# Records

'''

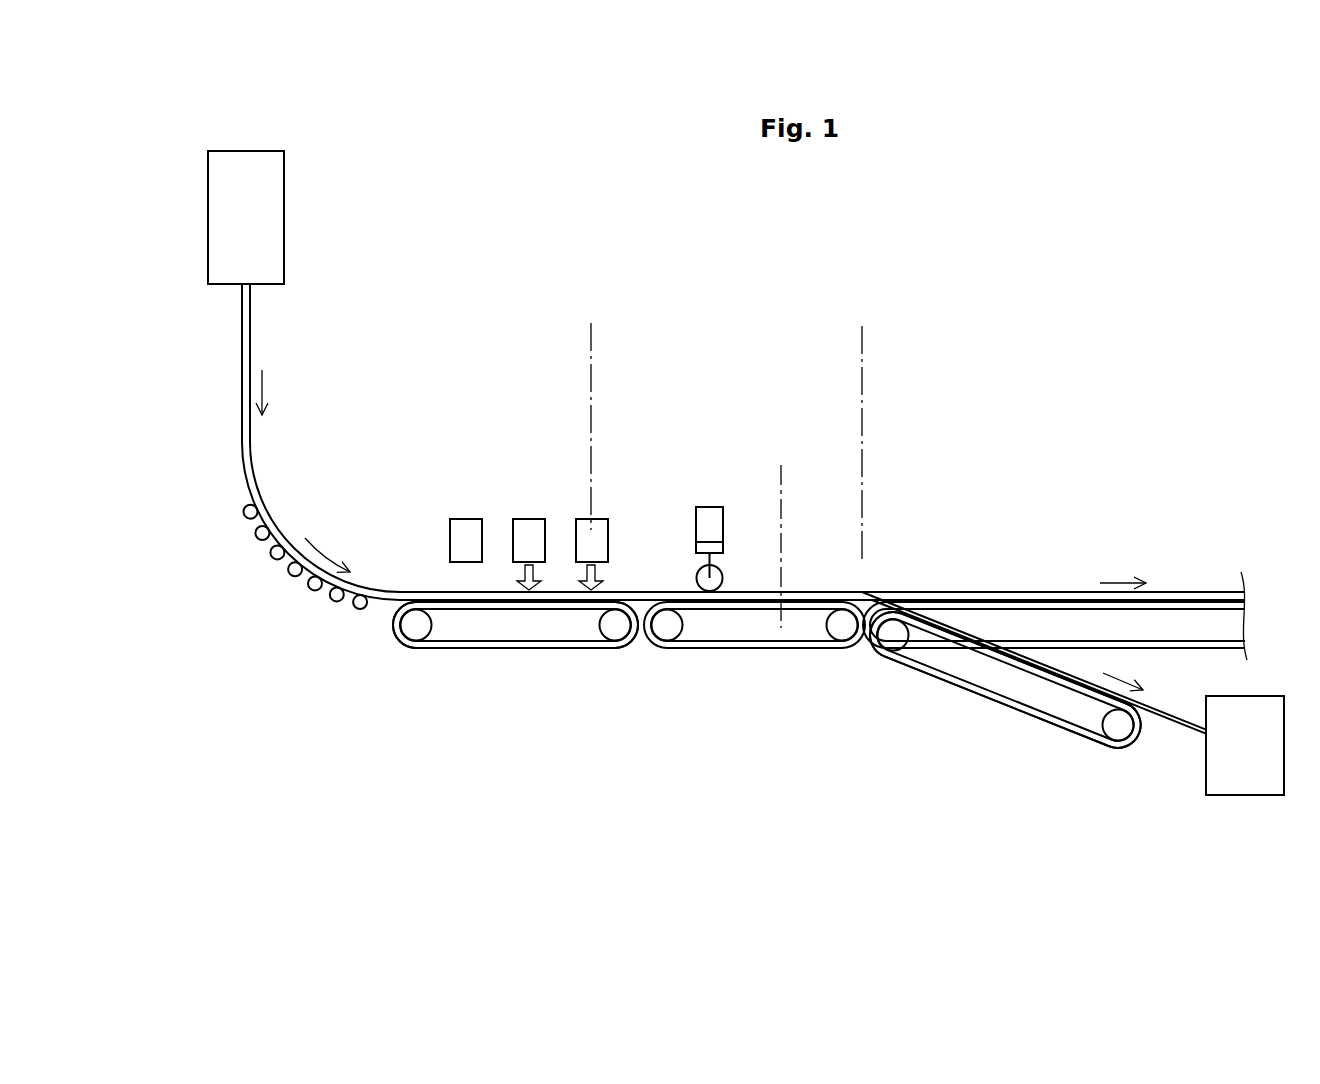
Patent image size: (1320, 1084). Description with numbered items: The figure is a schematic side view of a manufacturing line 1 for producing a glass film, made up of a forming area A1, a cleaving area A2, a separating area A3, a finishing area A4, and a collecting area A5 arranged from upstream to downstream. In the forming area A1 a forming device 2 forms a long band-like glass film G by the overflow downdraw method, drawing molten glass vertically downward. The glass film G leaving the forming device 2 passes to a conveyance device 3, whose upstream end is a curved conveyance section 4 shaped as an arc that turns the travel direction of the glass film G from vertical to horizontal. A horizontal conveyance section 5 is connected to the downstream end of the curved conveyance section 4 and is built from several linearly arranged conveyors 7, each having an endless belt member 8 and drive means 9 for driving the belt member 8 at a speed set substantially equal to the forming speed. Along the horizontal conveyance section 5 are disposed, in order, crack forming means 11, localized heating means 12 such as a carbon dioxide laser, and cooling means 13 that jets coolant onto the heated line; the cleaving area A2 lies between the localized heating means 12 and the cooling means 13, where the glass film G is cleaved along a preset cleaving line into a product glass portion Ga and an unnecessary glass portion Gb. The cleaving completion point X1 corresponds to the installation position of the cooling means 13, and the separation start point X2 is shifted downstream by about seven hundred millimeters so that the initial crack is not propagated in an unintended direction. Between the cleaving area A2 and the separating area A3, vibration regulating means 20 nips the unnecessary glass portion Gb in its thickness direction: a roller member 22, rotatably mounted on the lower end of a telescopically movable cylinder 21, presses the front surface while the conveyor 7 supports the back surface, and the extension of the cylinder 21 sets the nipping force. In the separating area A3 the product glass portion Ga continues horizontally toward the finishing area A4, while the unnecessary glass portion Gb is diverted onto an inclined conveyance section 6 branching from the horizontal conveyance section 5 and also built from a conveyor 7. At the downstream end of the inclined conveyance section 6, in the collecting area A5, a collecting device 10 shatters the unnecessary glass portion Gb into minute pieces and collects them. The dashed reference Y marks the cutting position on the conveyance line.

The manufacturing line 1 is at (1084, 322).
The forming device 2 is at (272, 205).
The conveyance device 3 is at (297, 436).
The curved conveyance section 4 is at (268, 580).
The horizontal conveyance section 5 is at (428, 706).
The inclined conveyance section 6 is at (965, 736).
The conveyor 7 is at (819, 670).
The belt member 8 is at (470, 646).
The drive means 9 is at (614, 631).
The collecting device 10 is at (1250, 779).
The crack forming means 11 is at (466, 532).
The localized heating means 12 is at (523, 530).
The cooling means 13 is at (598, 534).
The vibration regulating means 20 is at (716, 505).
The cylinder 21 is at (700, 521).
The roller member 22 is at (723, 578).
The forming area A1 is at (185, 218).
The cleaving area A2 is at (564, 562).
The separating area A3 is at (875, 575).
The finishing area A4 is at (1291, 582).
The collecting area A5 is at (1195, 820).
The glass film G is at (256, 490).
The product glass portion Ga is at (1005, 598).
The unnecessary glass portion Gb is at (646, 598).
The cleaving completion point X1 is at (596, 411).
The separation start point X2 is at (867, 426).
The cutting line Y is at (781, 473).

'''
'''

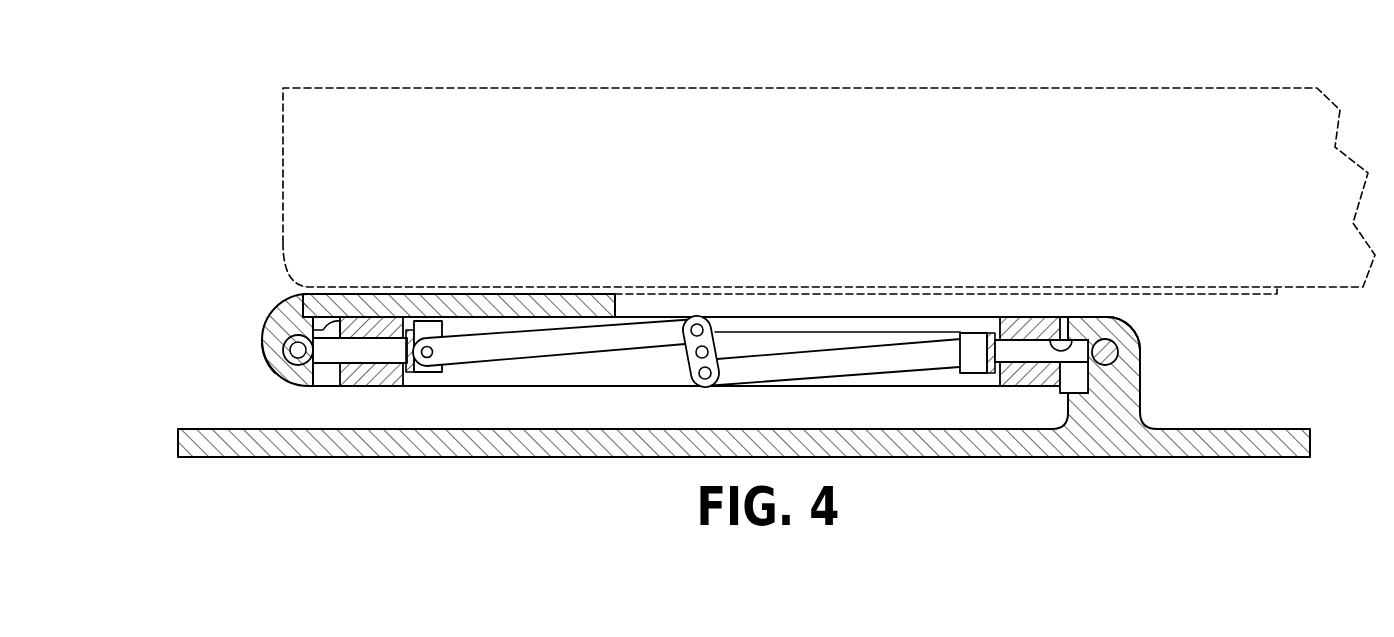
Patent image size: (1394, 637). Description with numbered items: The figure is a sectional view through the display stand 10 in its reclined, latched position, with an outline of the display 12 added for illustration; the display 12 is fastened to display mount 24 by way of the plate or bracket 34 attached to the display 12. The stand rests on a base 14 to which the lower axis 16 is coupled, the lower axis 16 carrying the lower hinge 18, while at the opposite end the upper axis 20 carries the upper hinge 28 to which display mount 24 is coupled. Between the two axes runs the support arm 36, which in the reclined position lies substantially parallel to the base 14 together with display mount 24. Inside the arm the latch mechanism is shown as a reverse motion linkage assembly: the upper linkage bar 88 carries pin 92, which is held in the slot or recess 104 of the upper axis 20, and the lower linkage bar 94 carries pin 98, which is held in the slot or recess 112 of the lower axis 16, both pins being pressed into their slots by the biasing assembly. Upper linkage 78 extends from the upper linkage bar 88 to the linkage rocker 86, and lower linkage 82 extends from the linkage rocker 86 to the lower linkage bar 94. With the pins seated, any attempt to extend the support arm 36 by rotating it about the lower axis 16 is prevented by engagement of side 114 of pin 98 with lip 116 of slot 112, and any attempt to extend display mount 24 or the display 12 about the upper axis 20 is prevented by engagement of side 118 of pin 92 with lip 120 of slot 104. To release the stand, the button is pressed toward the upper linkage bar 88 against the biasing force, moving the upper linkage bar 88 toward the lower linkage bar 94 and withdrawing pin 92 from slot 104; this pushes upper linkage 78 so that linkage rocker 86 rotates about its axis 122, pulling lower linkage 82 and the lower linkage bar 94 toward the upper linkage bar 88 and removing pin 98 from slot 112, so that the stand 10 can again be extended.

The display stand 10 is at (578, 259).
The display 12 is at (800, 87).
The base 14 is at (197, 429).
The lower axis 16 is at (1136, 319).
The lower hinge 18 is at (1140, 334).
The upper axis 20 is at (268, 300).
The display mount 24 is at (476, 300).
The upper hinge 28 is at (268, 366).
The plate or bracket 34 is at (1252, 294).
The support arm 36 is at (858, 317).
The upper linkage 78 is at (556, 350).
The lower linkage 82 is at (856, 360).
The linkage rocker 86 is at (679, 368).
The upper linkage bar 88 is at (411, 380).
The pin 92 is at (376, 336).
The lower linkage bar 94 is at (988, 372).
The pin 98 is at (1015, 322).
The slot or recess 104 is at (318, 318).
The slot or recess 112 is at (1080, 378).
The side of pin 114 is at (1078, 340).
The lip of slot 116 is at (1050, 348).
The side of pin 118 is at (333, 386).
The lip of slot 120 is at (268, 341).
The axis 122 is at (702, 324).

'''

Repeat, word for word, the stretch of the items from the line containing "Patent image size: (1394, 637)." through the line containing "The display mount 24 is at (476, 300).".

# TASK RESPONSE
Patent image size: (1394, 637). Description with numbered items: The figure is a sectional view through the display stand 10 in its reclined, latched position, with an outline of the display 12 added for illustration; the display 12 is fastened to display mount 24 by way of the plate or bracket 34 attached to the display 12. The stand rests on a base 14 to which the lower axis 16 is coupled, the lower axis 16 carrying the lower hinge 18, while at the opposite end the upper axis 20 carries the upper hinge 28 to which display mount 24 is coupled. Between the two axes runs the support arm 36, which in the reclined position lies substantially parallel to the base 14 together with display mount 24. Inside the arm the latch mechanism is shown as a reverse motion linkage assembly: the upper linkage bar 88 carries pin 92, which is held in the slot or recess 104 of the upper axis 20, and the lower linkage bar 94 carries pin 98, which is held in the slot or recess 112 of the lower axis 16, both pins being pressed into their slots by the biasing assembly. Upper linkage 78 extends from the upper linkage bar 88 to the linkage rocker 86, and lower linkage 82 extends from the linkage rocker 86 to the lower linkage bar 94. With the pins seated, any attempt to extend the support arm 36 by rotating it about the lower axis 16 is prevented by engagement of side 114 of pin 98 with lip 116 of slot 112, and any attempt to extend display mount 24 or the display 12 about the upper axis 20 is prevented by engagement of side 118 of pin 92 with lip 120 of slot 104. To release the stand, the button is pressed toward the upper linkage bar 88 against the biasing force, moving the upper linkage bar 88 toward the lower linkage bar 94 and withdrawing pin 92 from slot 104; this pushes upper linkage 78 so that linkage rocker 86 rotates about its axis 122, pulling lower linkage 82 and the lower linkage bar 94 toward the upper linkage bar 88 and removing pin 98 from slot 112, so that the stand 10 can again be extended.

The display stand 10 is at (578, 259).
The display 12 is at (800, 87).
The base 14 is at (197, 429).
The lower axis 16 is at (1136, 319).
The lower hinge 18 is at (1140, 334).
The upper axis 20 is at (268, 300).
The display mount 24 is at (476, 300).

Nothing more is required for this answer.